SUPPLIED PASSAGE ::
__________________________________________________
Diffraction methods are based on the dispersion of X-rays by crystals. By means of these methods, we can identify the crystal structures of numerous solid compounds. These methods are extremely important as compared to X-ray absorption and X-ray fluorescence methods.

X-ray diffraction is done to achieve:

• Measure the average spacing between the layers or the atoms.

• Orientation of the single crystal.

• Crystal structure of unknown sample.

• Shape, size, and stress of crystalline region.

• The atomic plane of the crystal causes the incident beam to interfere with one another they leak with the crystal. Diffraction occurs only when the brag law is satisfied with the condition for constructive interference from the planes with spacing ‘d’.

• X-ray from the source is bombarded onto the sample packed tightly in the sample cell. The diffracted beams are recorded at 2Φ that using a detector or photographic plate. The peak position, width intensity help in the determination of structure and stress on the sample.
__________________________________________________
DATA SUPPLIED ::
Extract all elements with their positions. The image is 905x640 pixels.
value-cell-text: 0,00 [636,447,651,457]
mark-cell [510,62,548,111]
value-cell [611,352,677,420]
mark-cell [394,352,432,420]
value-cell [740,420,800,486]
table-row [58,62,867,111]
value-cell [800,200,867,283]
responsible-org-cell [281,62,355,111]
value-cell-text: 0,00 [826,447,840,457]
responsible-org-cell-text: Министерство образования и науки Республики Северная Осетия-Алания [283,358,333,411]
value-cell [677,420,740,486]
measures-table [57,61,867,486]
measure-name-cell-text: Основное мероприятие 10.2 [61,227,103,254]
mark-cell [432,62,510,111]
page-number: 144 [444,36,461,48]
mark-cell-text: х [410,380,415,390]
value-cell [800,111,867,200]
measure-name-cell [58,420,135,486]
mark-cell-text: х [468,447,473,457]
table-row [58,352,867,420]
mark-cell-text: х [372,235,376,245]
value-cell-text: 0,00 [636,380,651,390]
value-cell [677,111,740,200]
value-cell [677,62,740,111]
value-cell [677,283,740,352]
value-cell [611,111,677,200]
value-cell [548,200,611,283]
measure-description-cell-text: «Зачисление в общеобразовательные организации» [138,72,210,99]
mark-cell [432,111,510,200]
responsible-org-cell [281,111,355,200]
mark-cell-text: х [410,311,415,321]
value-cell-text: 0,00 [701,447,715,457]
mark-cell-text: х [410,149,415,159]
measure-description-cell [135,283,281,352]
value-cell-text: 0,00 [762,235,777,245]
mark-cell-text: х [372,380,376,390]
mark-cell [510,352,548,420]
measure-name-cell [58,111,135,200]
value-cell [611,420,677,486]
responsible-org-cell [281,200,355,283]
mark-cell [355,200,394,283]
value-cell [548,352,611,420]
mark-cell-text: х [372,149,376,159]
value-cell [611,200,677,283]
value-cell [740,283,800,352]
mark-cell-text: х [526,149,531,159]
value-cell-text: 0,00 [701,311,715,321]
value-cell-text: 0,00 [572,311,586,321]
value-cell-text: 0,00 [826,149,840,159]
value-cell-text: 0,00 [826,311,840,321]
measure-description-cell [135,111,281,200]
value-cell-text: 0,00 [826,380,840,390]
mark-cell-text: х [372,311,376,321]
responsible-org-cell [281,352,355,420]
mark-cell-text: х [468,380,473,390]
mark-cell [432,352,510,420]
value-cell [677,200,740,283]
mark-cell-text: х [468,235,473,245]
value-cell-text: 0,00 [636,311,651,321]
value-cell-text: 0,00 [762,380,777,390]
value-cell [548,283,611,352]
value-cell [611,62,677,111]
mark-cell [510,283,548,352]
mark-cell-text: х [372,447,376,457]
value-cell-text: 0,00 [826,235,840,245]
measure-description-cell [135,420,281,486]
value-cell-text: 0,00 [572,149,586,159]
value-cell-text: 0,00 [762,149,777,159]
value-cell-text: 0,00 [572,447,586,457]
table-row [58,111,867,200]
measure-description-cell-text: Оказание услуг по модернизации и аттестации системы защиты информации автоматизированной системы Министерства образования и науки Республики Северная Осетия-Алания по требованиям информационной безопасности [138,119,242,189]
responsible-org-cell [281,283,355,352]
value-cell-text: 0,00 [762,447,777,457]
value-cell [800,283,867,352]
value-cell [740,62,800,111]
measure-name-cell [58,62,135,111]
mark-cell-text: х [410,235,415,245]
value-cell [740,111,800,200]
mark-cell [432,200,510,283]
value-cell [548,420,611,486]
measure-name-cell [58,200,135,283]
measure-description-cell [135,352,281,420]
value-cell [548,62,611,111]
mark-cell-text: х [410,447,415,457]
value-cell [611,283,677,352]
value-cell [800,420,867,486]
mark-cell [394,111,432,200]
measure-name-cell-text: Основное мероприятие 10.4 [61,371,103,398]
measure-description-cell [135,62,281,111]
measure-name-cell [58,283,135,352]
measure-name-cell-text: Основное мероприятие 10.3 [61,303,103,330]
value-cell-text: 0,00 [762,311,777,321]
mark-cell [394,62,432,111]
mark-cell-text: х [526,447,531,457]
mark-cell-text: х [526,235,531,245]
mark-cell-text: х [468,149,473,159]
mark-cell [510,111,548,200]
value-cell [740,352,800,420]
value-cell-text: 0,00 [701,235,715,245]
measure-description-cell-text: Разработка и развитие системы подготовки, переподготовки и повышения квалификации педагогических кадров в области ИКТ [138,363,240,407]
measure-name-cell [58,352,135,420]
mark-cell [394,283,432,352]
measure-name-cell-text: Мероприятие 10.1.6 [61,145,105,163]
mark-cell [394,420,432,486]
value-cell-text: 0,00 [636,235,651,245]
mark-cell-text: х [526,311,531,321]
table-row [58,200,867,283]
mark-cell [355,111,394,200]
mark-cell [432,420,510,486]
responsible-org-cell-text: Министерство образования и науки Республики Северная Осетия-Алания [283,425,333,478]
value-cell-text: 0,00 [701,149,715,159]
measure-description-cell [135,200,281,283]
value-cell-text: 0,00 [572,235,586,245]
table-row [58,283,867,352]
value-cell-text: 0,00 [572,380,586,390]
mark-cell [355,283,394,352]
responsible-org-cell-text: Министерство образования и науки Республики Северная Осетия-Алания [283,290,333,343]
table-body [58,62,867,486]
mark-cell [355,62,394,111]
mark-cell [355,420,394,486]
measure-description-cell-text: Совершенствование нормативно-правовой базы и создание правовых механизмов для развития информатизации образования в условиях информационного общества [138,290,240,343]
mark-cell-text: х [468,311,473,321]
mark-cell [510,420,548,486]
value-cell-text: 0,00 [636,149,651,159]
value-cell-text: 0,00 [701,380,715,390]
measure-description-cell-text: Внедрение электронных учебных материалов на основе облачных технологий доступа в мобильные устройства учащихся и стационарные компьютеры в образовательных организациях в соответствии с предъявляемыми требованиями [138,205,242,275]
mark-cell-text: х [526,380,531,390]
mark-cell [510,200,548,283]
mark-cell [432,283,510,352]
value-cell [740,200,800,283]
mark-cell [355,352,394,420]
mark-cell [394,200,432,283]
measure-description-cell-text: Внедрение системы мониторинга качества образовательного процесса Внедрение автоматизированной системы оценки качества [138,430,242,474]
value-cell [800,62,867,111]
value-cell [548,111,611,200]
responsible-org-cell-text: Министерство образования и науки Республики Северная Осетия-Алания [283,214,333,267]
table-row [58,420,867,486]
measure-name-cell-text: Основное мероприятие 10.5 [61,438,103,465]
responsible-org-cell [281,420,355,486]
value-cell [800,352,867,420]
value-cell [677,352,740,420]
__________________________________________________
WORK ORDER 1 ::
In the passage on X-ray diffraction, what are diffraction methods said to be based on?
WORK ORDER 2 ::
Resume the passage on X-ray diffraction, starting after its final sentence.
None of this work uses the rows.

RESULT 1 ::
They are based on the dispersion of X-rays by crystals.

RESULT 2 ::
Bragg Law

nλ = 2dsinΦ

English physicists Sir W.H. Bragg and his son Sir W.L. Bragg developed a relationship in 1913 to explain why the cleavage faces of crystals appear to reflect X-ray beams at certain angles of incidence. The variable ‘d’ is the distance between atomic layers in a crystal, and the variable lambda is the wavelength of the incident X-ray beam; n is an integer. This observation is an example of X-ray wave interference commonly known as X-ray diffraction (XRD), and was direct evidence for the periodic atomic structure of crystals postulated for several centuries.

The Braggs were awarded the Nobel Prize in physics in 1915 for their work in determining crystal structures beginning with NaCl, ZnS and diamond.

Applications of X-Ray Diffraction

• Structure of Crystals:

The analytical applications of X-ray diffraction are numerous. The method is non-destructive and gives information about the molecular structure of the sample. Perhaps its most vital use is to measure the size of crystal planes.

• Polymer Characterization:

Powder method can be used to establish the degree of crystallinity of the polymers.

• Annealing of metals:

Well annealed metals are in ordered crystal form and give sharp diffraction lines. If the metal is subjected to drilling, hammering, or bending, it becomes “worked,” or “fatigued,” that is, its crystals become broken and the x-ray pattern becomes more diffused.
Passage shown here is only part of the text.